● **Stated exercise**
Starting at the line with "Output the text content of this document." and stopping at the final line, retype the data below exactly; do not carry over any pictures.

*****

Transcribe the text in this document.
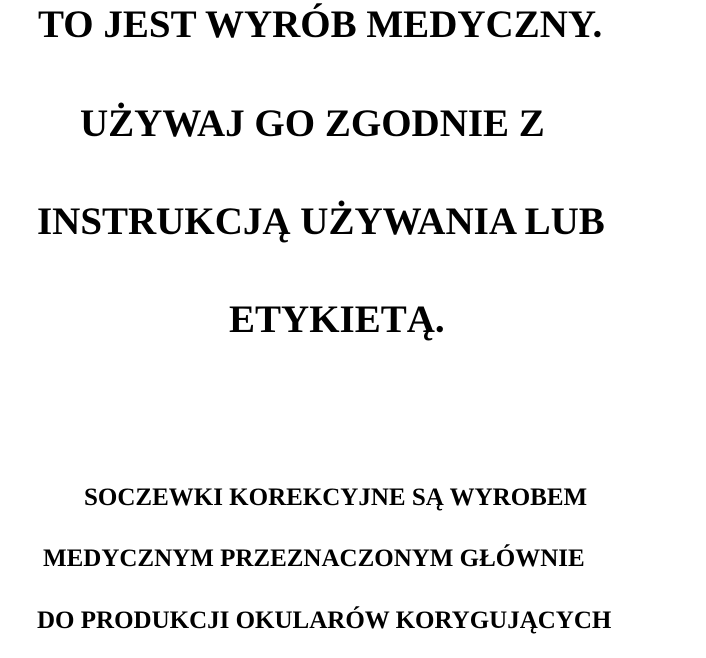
TO JEST WYRÓB MEDYCZNY.

UŻYWAJ GO ZGODNIE Z

INSTRUKCJĄ UŻYWANIA LUB

ETYKIETĄ.

SOCZEWKI KOREKCYJNE SĄ WYROBEM

MEDYCZNYM PRZEZNACZONYM GŁÓWNIE

DO PRODUKCJI OKULARÓW KORYGUJĄCYCH
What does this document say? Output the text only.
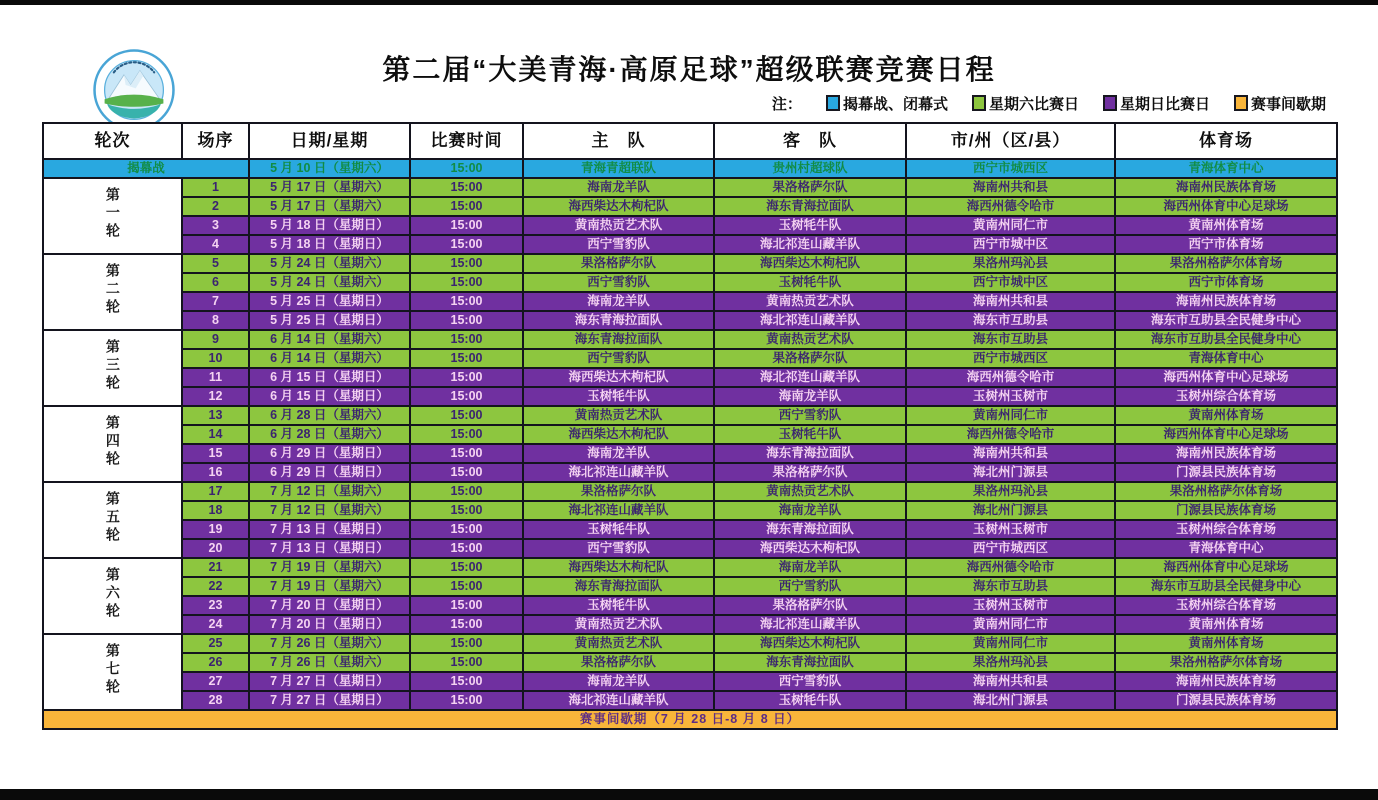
第二届“大美青海·高原足球”超级联赛竞赛日程
注：	揭幕战、闭幕式	星期六比赛日	星期日比赛日	赛事间歇期
轮次	场序	日期/星期	比赛时间	主　队	客　队	市/州（区/县）	体育场
揭幕战		5 月 10 日（星期六）	15:00	青海青超联队	贵州村超球队	西宁市城西区	青海体育中心
第一轮	1	5 月 17 日（星期六）	15:00	海南龙羊队	果洛格萨尔队	海南州共和县	海南州民族体育场
	2	5 月 17 日（星期六）	15:00	海西柴达木枸杞队	海东青海拉面队	海西州德令哈市	海西州体育中心足球场
	3	5 月 18 日（星期日）	15:00	黄南热贡艺术队	玉树牦牛队	黄南州同仁市	黄南州体育场
	4	5 月 18 日（星期日）	15:00	西宁雪豹队	海北祁连山藏羊队	西宁市城中区	西宁市体育场
第二轮	5	5 月 24 日（星期六）	15:00	果洛格萨尔队	海西柴达木枸杞队	果洛州玛沁县	果洛州格萨尔体育场
	6	5 月 24 日（星期六）	15:00	西宁雪豹队	玉树牦牛队	西宁市城中区	西宁市体育场
	7	5 月 25 日（星期日）	15:00	海南龙羊队	黄南热贡艺术队	海南州共和县	海南州民族体育场
	8	5 月 25 日（星期日）	15:00	海东青海拉面队	海北祁连山藏羊队	海东市互助县	海东市互助县全民健身中心
第三轮	9	6 月 14 日（星期六）	15:00	海东青海拉面队	黄南热贡艺术队	海东市互助县	海东市互助县全民健身中心
	10	6 月 14 日（星期六）	15:00	西宁雪豹队	果洛格萨尔队	西宁市城西区	青海体育中心
	11	6 月 15 日（星期日）	15:00	海西柴达木枸杞队	海北祁连山藏羊队	海西州德令哈市	海西州体育中心足球场
	12	6 月 15 日（星期日）	15:00	玉树牦牛队	海南龙羊队	玉树州玉树市	玉树州综合体育场
第四轮	13	6 月 28 日（星期六）	15:00	黄南热贡艺术队	西宁雪豹队	黄南州同仁市	黄南州体育场
	14	6 月 28 日（星期六）	15:00	海西柴达木枸杞队	玉树牦牛队	海西州德令哈市	海西州体育中心足球场
	15	6 月 29 日（星期日）	15:00	海南龙羊队	海东青海拉面队	海南州共和县	海南州民族体育场
	16	6 月 29 日（星期日）	15:00	海北祁连山藏羊队	果洛格萨尔队	海北州门源县	门源县民族体育场
第五轮	17	7 月 12 日（星期六）	15:00	果洛格萨尔队	黄南热贡艺术队	果洛州玛沁县	果洛州格萨尔体育场
	18	7 月 12 日（星期六）	15:00	海北祁连山藏羊队	海南龙羊队	海北州门源县	门源县民族体育场
	19	7 月 13 日（星期日）	15:00	玉树牦牛队	海东青海拉面队	玉树州玉树市	玉树州综合体育场
	20	7 月 13 日（星期日）	15:00	西宁雪豹队	海西柴达木枸杞队	西宁市城西区	青海体育中心
第六轮	21	7 月 19 日（星期六）	15:00	海西柴达木枸杞队	海南龙羊队	海西州德令哈市	海西州体育中心足球场
	22	7 月 19 日（星期六）	15:00	海东青海拉面队	西宁雪豹队	海东市互助县	海东市互助县全民健身中心
	23	7 月 20 日（星期日）	15:00	玉树牦牛队	果洛格萨尔队	玉树州玉树市	玉树州综合体育场
	24	7 月 20 日（星期日）	15:00	黄南热贡艺术队	海北祁连山藏羊队	黄南州同仁市	黄南州体育场
第七轮	25	7 月 26 日（星期六）	15:00	黄南热贡艺术队	海西柴达木枸杞队	黄南州同仁市	黄南州体育场
	26	7 月 26 日（星期六）	15:00	果洛格萨尔队	海东青海拉面队	果洛州玛沁县	果洛州格萨尔体育场
	27	7 月 27 日（星期日）	15:00	海南龙羊队	西宁雪豹队	海南州共和县	海南州民族体育场
	28	7 月 27 日（星期日）	15:00	海北祁连山藏羊队	玉树牦牛队	海北州门源县	门源县民族体育场
赛事间歇期（7 月 28 日-8 月 8 日）							
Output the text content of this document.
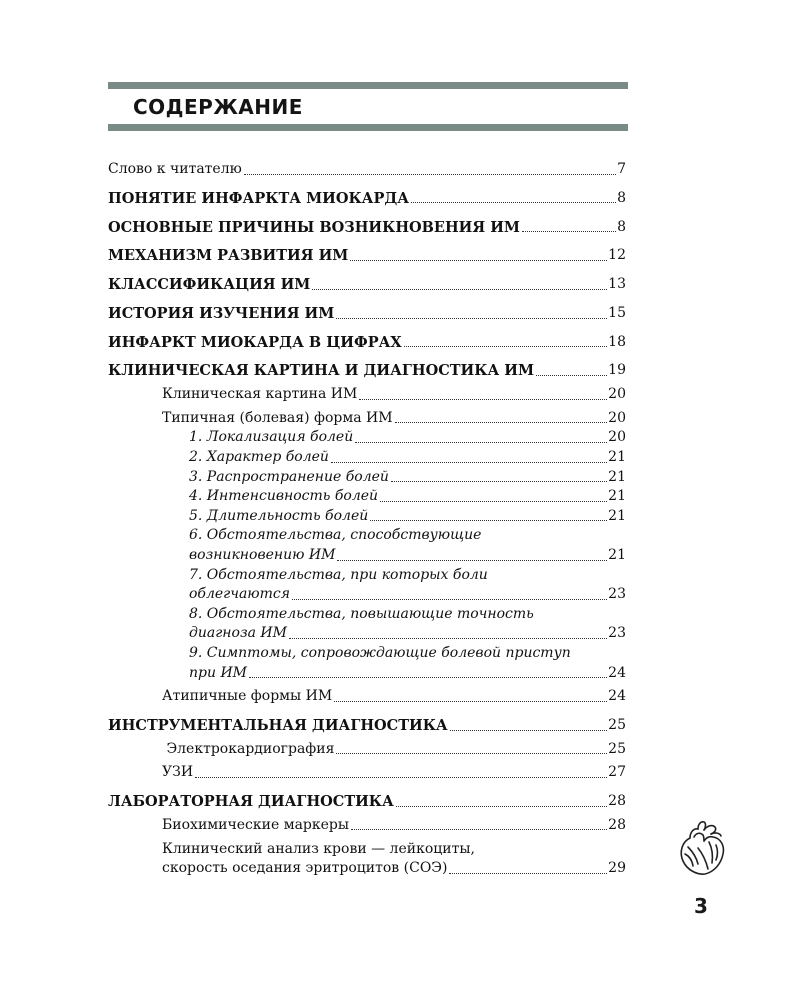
СОДЕРЖАНИЕ
Слово к читателю	7
ПОНЯТИЕ ИНФАРКТА МИОКАРДА	8
ОСНОВНЫЕ ПРИЧИНЫ ВОЗНИКНОВЕНИЯ ИМ	8
МЕХАНИЗМ РАЗВИТИЯ ИМ	12
КЛАССИФИКАЦИЯ ИМ	13
ИСТОРИЯ ИЗУЧЕНИЯ ИМ	15
ИНФАРКТ МИОКАРДА В ЦИФРАХ	18
КЛИНИЧЕСКАЯ КАРТИНА И ДИАГНОСТИКА ИМ	19
Клиническая картина ИМ	20
Типичная (болевая) форма ИМ	20
1. Локализация болей	20
2. Характер болей	21
3. Распространение болей	21
4. Интенсивность болей	21
5. Длительность болей	21
6. Обстоятельства, способствующие
возникновению ИМ	21
7. Обстоятельства, при которых боли
облегчаются	23
8. Обстоятельства, повышающие точность
диагноза ИМ	23
9. Симптомы, сопровождающие болевой приступ
при ИМ	24
Атипичные формы ИМ	24
ИНСТРУМЕНТАЛЬНАЯ ДИАГНОСТИКА	25
Электрокардиография	25
УЗИ	27
ЛАБОРАТОРНАЯ ДИАГНОСТИКА	28
Биохимические маркеры	28
Клинический анализ крови — лейкоциты,
скорость оседания эритроцитов (СОЭ)	29
3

*****

● **Task output**
Output the text content of this document.
СОДЕРЖАНИЕ
Слово к читателю	7
ПОНЯТИЕ ИНФАРКТА МИОКАРДА	8
ОСНОВНЫЕ ПРИЧИНЫ ВОЗНИКНОВЕНИЯ ИМ	8
МЕХАНИЗМ РАЗВИТИЯ ИМ	12
КЛАССИФИКАЦИЯ ИМ	13
ИСТОРИЯ ИЗУЧЕНИЯ ИМ	15
ИНФАРКТ МИОКАРДА В ЦИФРАХ	18
КЛИНИЧЕСКАЯ КАРТИНА И ДИАГНОСТИКА ИМ	19
Клиническая картина ИМ	20
Типичная (болевая) форма ИМ	20
1. Локализация болей	20
2. Характер болей	21
3. Распространение болей	21
4. Интенсивность болей	21
5. Длительность болей	21
6. Обстоятельства, способствующие
возникновению ИМ	21
7. Обстоятельства, при которых боли
облегчаются	23
8. Обстоятельства, повышающие точность
диагноза ИМ	23
9. Симптомы, сопровождающие болевой приступ
при ИМ	24
Атипичные формы ИМ	24
ИНСТРУМЕНТАЛЬНАЯ ДИАГНОСТИКА	25
Электрокардиография	25
УЗИ	27
ЛАБОРАТОРНАЯ ДИАГНОСТИКА	28
Биохимические маркеры	28
Клинический анализ крови — лейкоциты,
скорость оседания эритроцитов (СОЭ)	29
3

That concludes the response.